• **The exercise**
The entries are to be returned exactly, with images left out.

• **Exercise data**
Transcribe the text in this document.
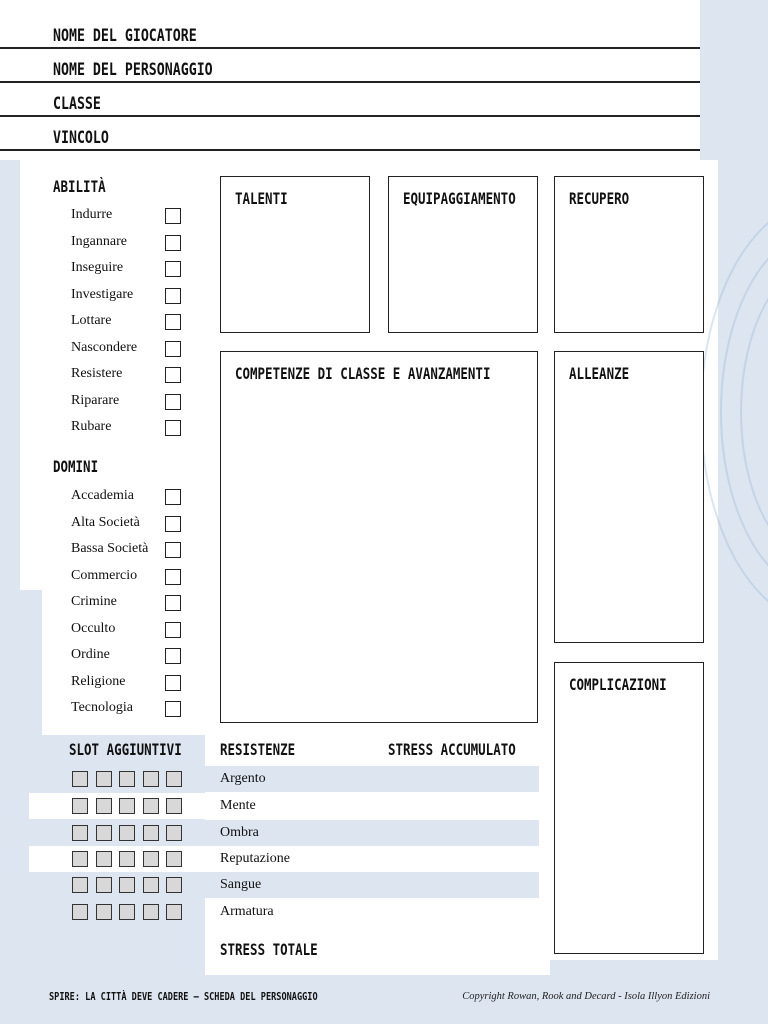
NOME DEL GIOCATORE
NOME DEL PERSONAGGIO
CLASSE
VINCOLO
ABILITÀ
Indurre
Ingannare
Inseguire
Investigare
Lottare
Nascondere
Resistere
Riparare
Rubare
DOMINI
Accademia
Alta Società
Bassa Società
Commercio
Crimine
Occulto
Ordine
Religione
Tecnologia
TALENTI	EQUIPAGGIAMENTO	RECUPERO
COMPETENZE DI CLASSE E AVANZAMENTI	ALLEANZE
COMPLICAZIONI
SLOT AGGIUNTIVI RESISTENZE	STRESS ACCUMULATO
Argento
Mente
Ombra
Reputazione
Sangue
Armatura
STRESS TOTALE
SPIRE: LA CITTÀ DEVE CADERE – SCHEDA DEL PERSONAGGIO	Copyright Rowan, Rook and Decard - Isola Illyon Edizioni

• **Written solution**
Transcribe the text in this document.
NOME DEL GIOCATORE
NOME DEL PERSONAGGIO
CLASSE
VINCOLO
ABILITÀ
Indurre
Ingannare
Inseguire
Investigare
Lottare
Nascondere
Resistere
Riparare
Rubare
DOMINI
Accademia
Alta Società
Bassa Società
Commercio
Crimine
Occulto
Ordine
Religione
Tecnologia
TALENTI	EQUIPAGGIAMENTO	RECUPERO
COMPETENZE DI CLASSE E AVANZAMENTI	ALLEANZE
COMPLICAZIONI
SLOT AGGIUNTIVI RESISTENZE	STRESS ACCUMULATO
Argento
Mente
Ombra
Reputazione
Sangue
Armatura
STRESS TOTALE
SPIRE: LA CITTÀ DEVE CADERE – SCHEDA DEL PERSONAGGIO	Copyright Rowan, Rook and Decard - Isola Illyon Edizioni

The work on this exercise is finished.